= Task goal =
Repeat the whole listing below, word for word.

= Task input =
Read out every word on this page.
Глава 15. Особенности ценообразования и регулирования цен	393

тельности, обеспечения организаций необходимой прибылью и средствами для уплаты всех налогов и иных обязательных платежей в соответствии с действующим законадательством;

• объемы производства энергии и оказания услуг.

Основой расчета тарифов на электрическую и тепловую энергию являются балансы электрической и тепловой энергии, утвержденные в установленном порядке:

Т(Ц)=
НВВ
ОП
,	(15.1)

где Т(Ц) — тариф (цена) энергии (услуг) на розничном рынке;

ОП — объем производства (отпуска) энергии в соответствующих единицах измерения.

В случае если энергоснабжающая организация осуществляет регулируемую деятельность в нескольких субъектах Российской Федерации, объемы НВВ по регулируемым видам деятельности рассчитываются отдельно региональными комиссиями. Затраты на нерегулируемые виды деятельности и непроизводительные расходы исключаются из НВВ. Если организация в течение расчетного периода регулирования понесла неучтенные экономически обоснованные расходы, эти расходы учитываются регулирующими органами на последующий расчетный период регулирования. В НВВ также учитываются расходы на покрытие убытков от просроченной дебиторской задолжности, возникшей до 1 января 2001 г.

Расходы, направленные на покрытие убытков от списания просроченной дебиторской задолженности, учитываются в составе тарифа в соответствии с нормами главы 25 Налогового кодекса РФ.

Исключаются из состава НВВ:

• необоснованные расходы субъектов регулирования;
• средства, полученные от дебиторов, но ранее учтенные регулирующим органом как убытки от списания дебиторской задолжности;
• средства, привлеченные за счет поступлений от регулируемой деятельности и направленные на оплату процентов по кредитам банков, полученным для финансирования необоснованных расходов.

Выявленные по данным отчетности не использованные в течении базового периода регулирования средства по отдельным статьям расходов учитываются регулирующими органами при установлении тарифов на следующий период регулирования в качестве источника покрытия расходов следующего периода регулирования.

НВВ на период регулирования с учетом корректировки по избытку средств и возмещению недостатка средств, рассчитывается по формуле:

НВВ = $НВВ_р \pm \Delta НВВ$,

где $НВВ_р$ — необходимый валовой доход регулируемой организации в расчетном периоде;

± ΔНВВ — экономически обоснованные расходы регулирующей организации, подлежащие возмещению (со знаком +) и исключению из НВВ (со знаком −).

= Written answer =
Read out every word on this page.
Глава 15. Особенности ценообразования и регулирования цен	393

тельности, обеспечения организаций необходимой прибылью и средствами для уплаты всех налогов и иных обязательных платежей в соответствии с действующим законадательством;

• объемы производства энергии и оказания услуг.

Основой расчета тарифов на электрическую и тепловую энергию являются балансы электрической и тепловой энергии, утвержденные в установленном порядке:

Т(Ц)=
НВВ
ОП
,	(15.1)

где Т(Ц) — тариф (цена) энергии (услуг) на розничном рынке;

ОП — объем производства (отпуска) энергии в соответствующих единицах измерения.

В случае если энергоснабжающая организация осуществляет регулируемую деятельность в нескольких субъектах Российской Федерации, объемы НВВ по регулируемым видам деятельности рассчитываются отдельно региональными комиссиями. Затраты на нерегулируемые виды деятельности и непроизводительные расходы исключаются из НВВ. Если организация в течение расчетного периода регулирования понесла неучтенные экономически обоснованные расходы, эти расходы учитываются регулирующими органами на последующий расчетный период регулирования. В НВВ также учитываются расходы на покрытие убытков от просроченной дебиторской задолжности, возникшей до 1 января 2001 г.

Расходы, направленные на покрытие убытков от списания просроченной дебиторской задолженности, учитываются в составе тарифа в соответствии с нормами главы 25 Налогового кодекса РФ.

Исключаются из состава НВВ:

• необоснованные расходы субъектов регулирования;
• средства, полученные от дебиторов, но ранее учтенные регулирующим органом как убытки от списания дебиторской задолжности;
• средства, привлеченные за счет поступлений от регулируемой деятельности и направленные на оплату процентов по кредитам банков, полученным для финансирования необоснованных расходов.

Выявленные по данным отчетности не использованные в течении базового периода регулирования средства по отдельным статьям расходов учитываются регулирующими органами при установлении тарифов на следующий период регулирования в качестве источника покрытия расходов следующего периода регулирования.

НВВ на период регулирования с учетом корректировки по избытку средств и возмещению недостатка средств, рассчитывается по формуле:

НВВ = $НВВ_р \pm \Delta НВВ$,

где $НВВ_р$ — необходимый валовой доход регулируемой организации в расчетном периоде;

± ΔНВВ — экономически обоснованные расходы регулирующей организации, подлежащие возмещению (со знаком +) и исключению из НВВ (со знаком −).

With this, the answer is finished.